Testo di riferimento
# # # # #
La destra beneficia del discredito della classe politica francese. Marine Le Pen mente quando dichiara di difendere le classi popolari. Il suo programma è molto più vicino a quello di Macron. È contro l’aumento del salaire minimum interprofessionnel de croissance (il salario minimo garantito), contro il pensionamento a 60 anni e contro il ripristino dell’imposta patrimoniale. È l’altra candidata dei ricchi oltre che della xenofobia e del razzismo. Lo abbiamo detto ai tanti “arrabbiati” ma non fascisti, tentati dall’estrema destra: “Non fatevi ingannare. La retorica anti-musulmana che inquina il dibattito con un inquietante livello di violenza è un diversivo”.
Negli ultimi 45 giorni, la campagna elettorale è stata molto influenzata dalla guerra in Ucraina. Quanto ha pesato a suo avviso?
Nelle iniziative di Union populaire si è posto particolare accento sull’indipendenza energetica, sul ruolo dell’Europa, le strategie legate alle alleanze fino a quella che è una catena alimentare globale. Sulla guerra il nostro giudizio è netto. L’aggressione militare di Putin è ingiustificabile e l’abbiamo condannata nei termini più forti. Raggiungere un cessate il fuoco e ritirare le truppe russe è la massima priorità di fronte alla terribile crisi umanitaria che gli ucraini devono affrontare.
# # # # #
Voci fornite
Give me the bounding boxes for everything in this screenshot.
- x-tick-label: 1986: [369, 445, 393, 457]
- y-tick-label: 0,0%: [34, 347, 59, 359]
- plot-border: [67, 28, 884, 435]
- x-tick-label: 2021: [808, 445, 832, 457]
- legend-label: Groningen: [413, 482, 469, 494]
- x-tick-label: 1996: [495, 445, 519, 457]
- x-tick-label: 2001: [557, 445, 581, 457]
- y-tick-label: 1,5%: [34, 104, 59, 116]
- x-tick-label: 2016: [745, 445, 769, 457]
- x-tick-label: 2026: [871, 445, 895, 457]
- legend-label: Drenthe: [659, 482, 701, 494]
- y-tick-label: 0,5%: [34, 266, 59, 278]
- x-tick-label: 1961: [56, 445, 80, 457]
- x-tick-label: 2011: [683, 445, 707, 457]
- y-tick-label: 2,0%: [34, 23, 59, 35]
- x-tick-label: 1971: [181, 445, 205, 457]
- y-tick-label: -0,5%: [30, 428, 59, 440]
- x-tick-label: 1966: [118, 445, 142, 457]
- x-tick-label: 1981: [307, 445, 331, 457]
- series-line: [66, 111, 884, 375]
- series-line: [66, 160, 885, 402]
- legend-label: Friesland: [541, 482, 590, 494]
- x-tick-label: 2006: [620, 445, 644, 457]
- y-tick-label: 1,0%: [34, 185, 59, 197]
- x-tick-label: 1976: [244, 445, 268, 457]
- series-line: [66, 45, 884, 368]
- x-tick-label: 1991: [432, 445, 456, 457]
# # # # #
Compiti da svolgere
[1] Aggiorna il passo del testo che si apre con le parole "La destra beneficia" e si chiude con "a suo avviso?", mettendo "intolleranza" al posto di "xenofobia".
[2] Per ciascuna affermazione, rispondi sì o no a seconda che concordi con il testo e cita le parole del testo che lo stabiliscono.
(a) Marine Le Pen è contraria al pensionamento a 60 anni.
(b) Negli ultimi 45 giorni la guerra in Ucraina ha influenzato poco la campagna elettorale.
(c) Ritirare le truppe russe è indicato come la massima priorità.

Risultati attesi
[1]
La destra beneficia del discredito della classe politica francese. Marine Le Pen mente quando dichiara di difendere le classi popolari. Il suo programma è molto più vicino a quello di Macron. È contro l’aumento del salaire minimum interprofessionnel de croissance (il salario minimo garantito), contro il pensionamento a 60 anni e contro il ripristino dell’imposta patrimoniale. È l’altra candidata dei ricchi oltre che della intolleranza e del razzismo. Lo abbiamo detto ai tanti “arrabbiati” ma non fascisti, tentati dall’estrema destra: “Non fatevi ingannare. La retorica anti-musulmana che inquina il dibattito con un inquietante livello di violenza è un diversivo”.
Negli ultimi 45 giorni, la campagna elettorale è stata molto influenzata dalla guerra in Ucraina. Quanto ha pesato a suo avviso?

[2]
(a) Sì: "contro il pensionamento a 60 anni".
(b) No: "la campagna elettorale è stata molto influenzata dalla guerra in Ucraina".
(c) Sì: "Raggiungere un cessate il fuoco e ritirare le truppe russe è la massima priorità".